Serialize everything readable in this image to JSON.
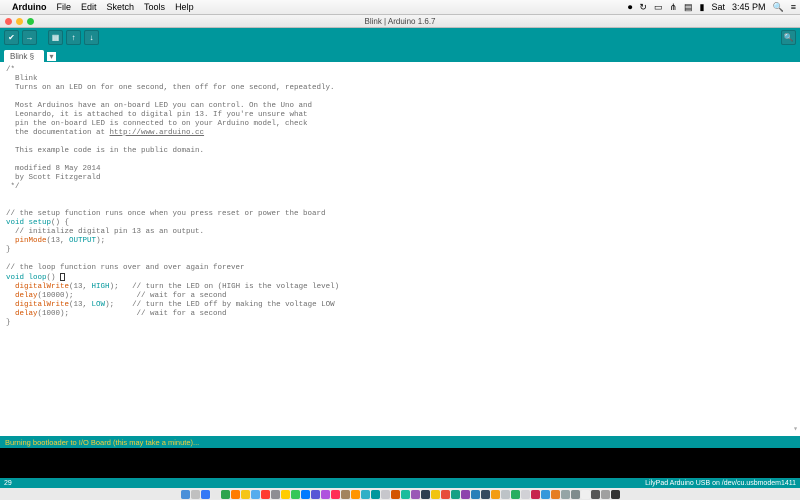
{
  "menubar": {
    "app": "Arduino",
    "items": [
      "File",
      "Edit",
      "Sketch",
      "Tools",
      "Help"
    ],
    "right": {
      "day": "Sat",
      "time": "3:45 PM"
    }
  },
  "window": {
    "title": "Blink | Arduino 1.6.7"
  },
  "tab": {
    "name": "Blink §"
  },
  "code": {
    "l1": "/*",
    "l2": "  Blink",
    "l3": "  Turns on an LED on for one second, then off for one second, repeatedly.",
    "l4": "",
    "l5": "  Most Arduinos have an on-board LED you can control. On the Uno and",
    "l6": "  Leonardo, it is attached to digital pin 13. If you're unsure what",
    "l7": "  pin the on-board LED is connected to on your Arduino model, check",
    "l8a": "  the documentation at ",
    "l8b": "http://www.arduino.cc",
    "l9": "",
    "l10": "  This example code is in the public domain.",
    "l11": "",
    "l12": "  modified 8 May 2014",
    "l13": "  by Scott Fitzgerald",
    "l14": " */",
    "l15": "",
    "l16": "",
    "l17": "// the setup function runs once when you press reset or power the board",
    "l18a": "void",
    "l18b": " ",
    "l18c": "setup",
    "l18d": "() {",
    "l19": "  // initialize digital pin 13 as an output.",
    "l20a": "  ",
    "l20b": "pinMode",
    "l20c": "(13, ",
    "l20d": "OUTPUT",
    "l20e": ");",
    "l21": "}",
    "l22": "",
    "l23": "// the loop function runs over and over again forever",
    "l24a": "void",
    "l24b": " ",
    "l24c": "loop",
    "l24d": "() ",
    "l25a": "  ",
    "l25b": "digitalWrite",
    "l25c": "(13, ",
    "l25d": "HIGH",
    "l25e": ");   // turn the LED on (HIGH is the voltage level)",
    "l26a": "  ",
    "l26b": "delay",
    "l26c": "(10000);              // wait for a second",
    "l27a": "  ",
    "l27b": "digitalWrite",
    "l27c": "(13, ",
    "l27d": "LOW",
    "l27e": ");    // turn the LED off by making the voltage LOW",
    "l28a": "  ",
    "l28b": "delay",
    "l28c": "(1000);               // wait for a second",
    "l29": "}"
  },
  "status": {
    "msg": "Burning bootloader to I/O Board (this may take a minute)..."
  },
  "footer": {
    "line": "29",
    "board": "LilyPad Arduino USB on /dev/cu.usbmodem1411"
  },
  "dock_colors": [
    "#4a90d9",
    "#c0c0c0",
    "#3478f6",
    "#e8e8e8",
    "#2da44e",
    "#ff7b00",
    "#f5c518",
    "#55acee",
    "#ff3b30",
    "#8e8e93",
    "#ffcc00",
    "#34c759",
    "#007aff",
    "#5856d6",
    "#af52de",
    "#ff2d55",
    "#a2845e",
    "#ff9500",
    "#30b0c7",
    "#00979c",
    "#c7c7cc",
    "#d35400",
    "#1abc9c",
    "#9b59b6",
    "#2c3e50",
    "#f1c40f",
    "#e74c3c",
    "#16a085",
    "#8e44ad",
    "#2980b9",
    "#34495e",
    "#f39c12",
    "#bdc3c7",
    "#27ae60",
    "#d1d1d6",
    "#c7254e",
    "#3498db",
    "#e67e22",
    "#95a5a6",
    "#7f8c8d",
    "#f0f0f0",
    "#555555",
    "#a0a0a0",
    "#333333"
  ]
}
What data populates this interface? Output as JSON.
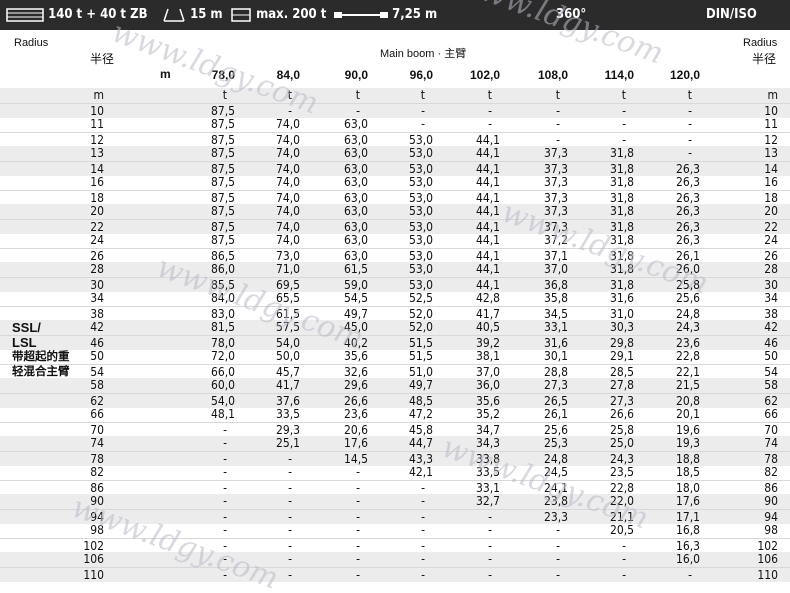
{
  "topbar": {
    "counterweight": "140 t + 40 t ZB",
    "radius": "15 m",
    "capacity": "max. 200 t",
    "width": "7,25 m",
    "slew": "360°",
    "standard": "DIN/ISO"
  },
  "header": {
    "radius_left_en": "Radius",
    "radius_left_cn": "半径",
    "radius_right_en": "Radius",
    "radius_right_cn": "半径",
    "boom_label": "Main boom · 主臂",
    "m_label": "m",
    "columns": [
      "78,0",
      "84,0",
      "90,0",
      "96,0",
      "102,0",
      "108,0",
      "114,0",
      "120,0"
    ],
    "units": [
      "t",
      "t",
      "t",
      "t",
      "t",
      "t",
      "t",
      "t"
    ],
    "unit_row_radius": "m"
  },
  "side_label": {
    "en_line1": "SSL/",
    "en_line2": "LSL",
    "cn_line1": "带超起的重",
    "cn_line2": "轻混合主臂"
  },
  "rows": [
    {
      "r": "10",
      "v": [
        "87,5",
        "-",
        "-",
        "-",
        "-",
        "-",
        "-",
        "-"
      ]
    },
    {
      "r": "11",
      "v": [
        "87,5",
        "74,0",
        "63,0",
        "-",
        "-",
        "-",
        "-",
        "-"
      ]
    },
    {
      "r": "12",
      "v": [
        "87,5",
        "74,0",
        "63,0",
        "53,0",
        "44,1",
        "-",
        "-",
        "-"
      ]
    },
    {
      "r": "13",
      "v": [
        "87,5",
        "74,0",
        "63,0",
        "53,0",
        "44,1",
        "37,3",
        "31,8",
        "-"
      ]
    },
    {
      "r": "14",
      "v": [
        "87,5",
        "74,0",
        "63,0",
        "53,0",
        "44,1",
        "37,3",
        "31,8",
        "26,3"
      ]
    },
    {
      "r": "16",
      "v": [
        "87,5",
        "74,0",
        "63,0",
        "53,0",
        "44,1",
        "37,3",
        "31,8",
        "26,3"
      ]
    },
    {
      "r": "18",
      "v": [
        "87,5",
        "74,0",
        "63,0",
        "53,0",
        "44,1",
        "37,3",
        "31,8",
        "26,3"
      ]
    },
    {
      "r": "20",
      "v": [
        "87,5",
        "74,0",
        "63,0",
        "53,0",
        "44,1",
        "37,3",
        "31,8",
        "26,3"
      ]
    },
    {
      "r": "22",
      "v": [
        "87,5",
        "74,0",
        "63,0",
        "53,0",
        "44,1",
        "37,3",
        "31,8",
        "26,3"
      ]
    },
    {
      "r": "24",
      "v": [
        "87,5",
        "74,0",
        "63,0",
        "53,0",
        "44,1",
        "37,2",
        "31,8",
        "26,3"
      ]
    },
    {
      "r": "26",
      "v": [
        "86,5",
        "73,0",
        "63,0",
        "53,0",
        "44,1",
        "37,1",
        "31,8",
        "26,1"
      ]
    },
    {
      "r": "28",
      "v": [
        "86,0",
        "71,0",
        "61,5",
        "53,0",
        "44,1",
        "37,0",
        "31,8",
        "26,0"
      ]
    },
    {
      "r": "30",
      "v": [
        "85,5",
        "69,5",
        "59,0",
        "53,0",
        "44,1",
        "36,8",
        "31,8",
        "25,8"
      ]
    },
    {
      "r": "34",
      "v": [
        "84,0",
        "65,5",
        "54,5",
        "52,5",
        "42,8",
        "35,8",
        "31,6",
        "25,6"
      ]
    },
    {
      "r": "38",
      "v": [
        "83,0",
        "61,5",
        "49,7",
        "52,0",
        "41,7",
        "34,5",
        "31,0",
        "24,8"
      ]
    },
    {
      "r": "42",
      "v": [
        "81,5",
        "57,5",
        "45,0",
        "52,0",
        "40,5",
        "33,1",
        "30,3",
        "24,3"
      ]
    },
    {
      "r": "46",
      "v": [
        "78,0",
        "54,0",
        "40,2",
        "51,5",
        "39,2",
        "31,6",
        "29,8",
        "23,6"
      ]
    },
    {
      "r": "50",
      "v": [
        "72,0",
        "50,0",
        "35,6",
        "51,5",
        "38,1",
        "30,1",
        "29,1",
        "22,8"
      ]
    },
    {
      "r": "54",
      "v": [
        "66,0",
        "45,7",
        "32,6",
        "51,0",
        "37,0",
        "28,8",
        "28,5",
        "22,1"
      ]
    },
    {
      "r": "58",
      "v": [
        "60,0",
        "41,7",
        "29,6",
        "49,7",
        "36,0",
        "27,3",
        "27,8",
        "21,5"
      ]
    },
    {
      "r": "62",
      "v": [
        "54,0",
        "37,6",
        "26,6",
        "48,5",
        "35,6",
        "26,5",
        "27,3",
        "20,8"
      ]
    },
    {
      "r": "66",
      "v": [
        "48,1",
        "33,5",
        "23,6",
        "47,2",
        "35,2",
        "26,1",
        "26,6",
        "20,1"
      ]
    },
    {
      "r": "70",
      "v": [
        "-",
        "29,3",
        "20,6",
        "45,8",
        "34,7",
        "25,6",
        "25,8",
        "19,6"
      ]
    },
    {
      "r": "74",
      "v": [
        "-",
        "25,1",
        "17,6",
        "44,7",
        "34,3",
        "25,3",
        "25,0",
        "19,3"
      ]
    },
    {
      "r": "78",
      "v": [
        "-",
        "-",
        "14,5",
        "43,3",
        "33,8",
        "24,8",
        "24,3",
        "18,8"
      ]
    },
    {
      "r": "82",
      "v": [
        "-",
        "-",
        "-",
        "42,1",
        "33,5",
        "24,5",
        "23,5",
        "18,5"
      ]
    },
    {
      "r": "86",
      "v": [
        "-",
        "-",
        "-",
        "-",
        "33,1",
        "24,1",
        "22,8",
        "18,0"
      ]
    },
    {
      "r": "90",
      "v": [
        "-",
        "-",
        "-",
        "-",
        "32,7",
        "23,8",
        "22,0",
        "17,6"
      ]
    },
    {
      "r": "94",
      "v": [
        "-",
        "-",
        "-",
        "-",
        "-",
        "23,3",
        "21,1",
        "17,1"
      ]
    },
    {
      "r": "98",
      "v": [
        "-",
        "-",
        "-",
        "-",
        "-",
        "-",
        "20,5",
        "16,8"
      ]
    },
    {
      "r": "102",
      "v": [
        "-",
        "-",
        "-",
        "-",
        "-",
        "-",
        "-",
        "16,3"
      ]
    },
    {
      "r": "106",
      "v": [
        "-",
        "-",
        "-",
        "-",
        "-",
        "-",
        "-",
        "16,0"
      ]
    },
    {
      "r": "110",
      "v": [
        "-",
        "-",
        "-",
        "-",
        "-",
        "-",
        "-",
        "-"
      ]
    }
  ],
  "watermark": "www.ldgy.com",
  "colors": {
    "topbar": "#2b2b2b",
    "shade": "#ececec",
    "watermark": "#b9b9c8"
  }
}
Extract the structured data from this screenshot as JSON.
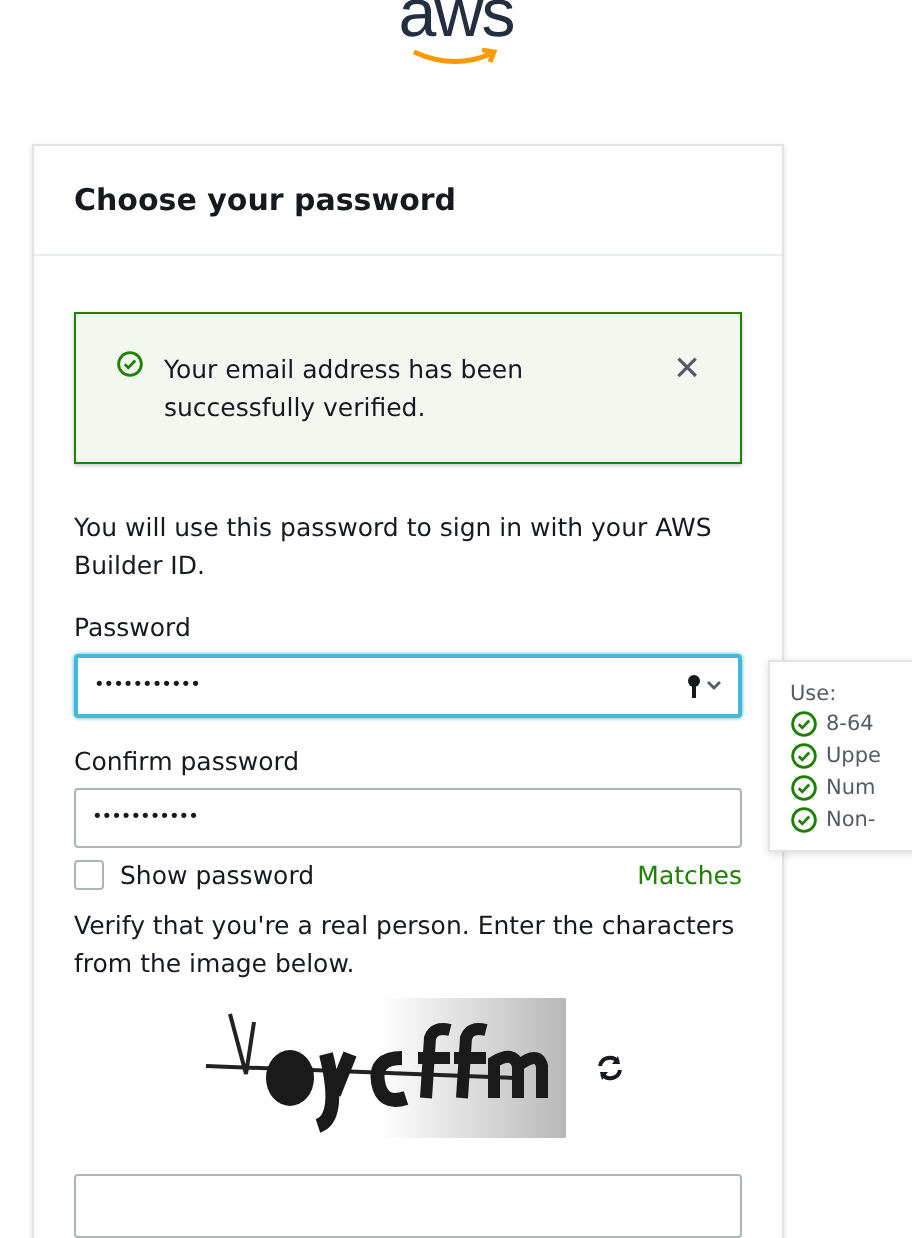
{
  "logo": {
    "text": "aws"
  },
  "card": {
    "title": "Choose your password"
  },
  "alert": {
    "kind": "success",
    "message": "Your email address has been successfully verified.",
    "close": "×"
  },
  "intro": "You will use this password to sign in with your AWS Builder ID.",
  "password": {
    "label": "Password",
    "value": "•••••••••••",
    "focused": true
  },
  "confirm": {
    "label": "Confirm password",
    "value": "•••••••••••",
    "focused": false
  },
  "show_password": {
    "label": "Show password",
    "checked": false
  },
  "match_status": "Matches",
  "captcha": {
    "prompt": "Verify that you're a real person. Enter the characters from the image below."
  },
  "captcha_input": {
    "focused": false
  },
  "requirements": {
    "title": "Use:",
    "items": [
      {
        "text": "8-64",
        "met": true
      },
      {
        "text": "Uppe",
        "met": true
      },
      {
        "text": "Num",
        "met": true
      },
      {
        "text": "Non-",
        "met": true
      }
    ]
  }
}
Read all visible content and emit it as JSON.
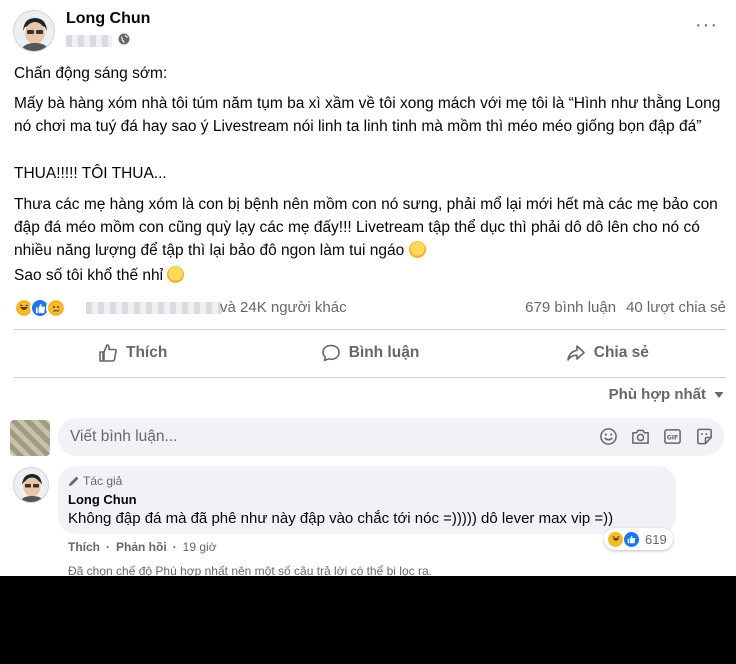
※ ※ ※
■ **What is asked**: Isolate the lines that hold the word "from" and copy all of them.

■ **Complete answer**:
Extract the structured data from this screenshot as JSON.
    "prompt": "Verify that you're a real person. Enter the characters from the image below."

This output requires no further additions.